▶ [Exercise aim]: Please answer from the text on aluminum can recycling rates: what recycling rate did the Container Recycling Institute calculate for 2004?

▶ [Text segment]:
| An
environmental group that supports bottle bill legislation
is claiming that the Aluminum Association has overstated
a recent increase in the national aluminum can recycling
rate.
While the Aluminum Association reported a recycling rate
of 51.2 percent in 2004, up from 50 percent in 2003, the
Container Recycling Institute (CRI), a non-profit based
in Arlington, Virginia calculated that the recycling rate
was 45.1 percent in 2004, up from 44.3 percent in 2003.
Why the difference? Jenny Gitlitz, research director at
CRI, said the Aluminum Association included imported scrap
cans in its recycling rate calculation. She said the cans
are first counted in the recycling rate of the exporting
country and are counted again as recycled cans in the
U.S. “You have the same can being counted twice
and that’s just not right,” Gitlitz said.
Gitlitz said that the numbers by the Aluminum Association
conflict with the methodology established by the U.S.

▶ [Data section]:
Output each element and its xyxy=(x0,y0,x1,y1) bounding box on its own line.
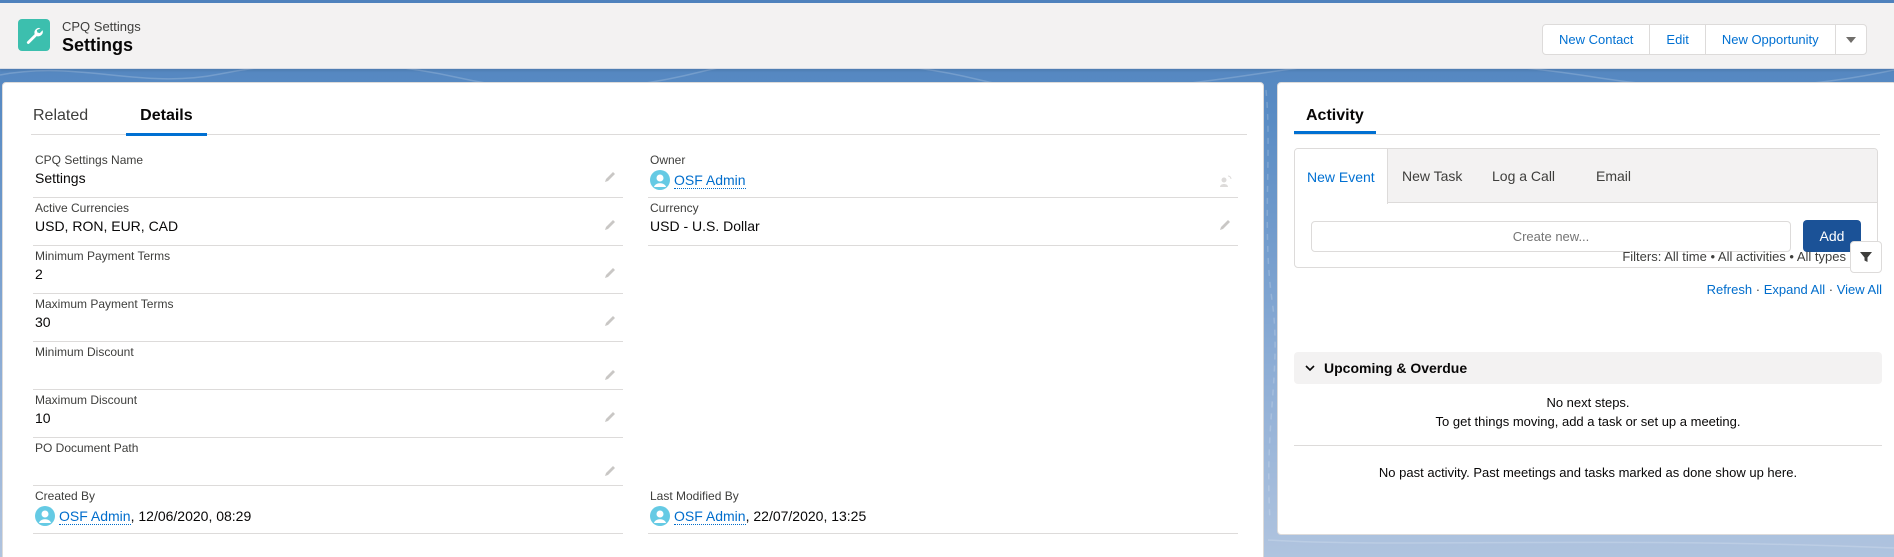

▶ [Worked solution]: 45.1 percent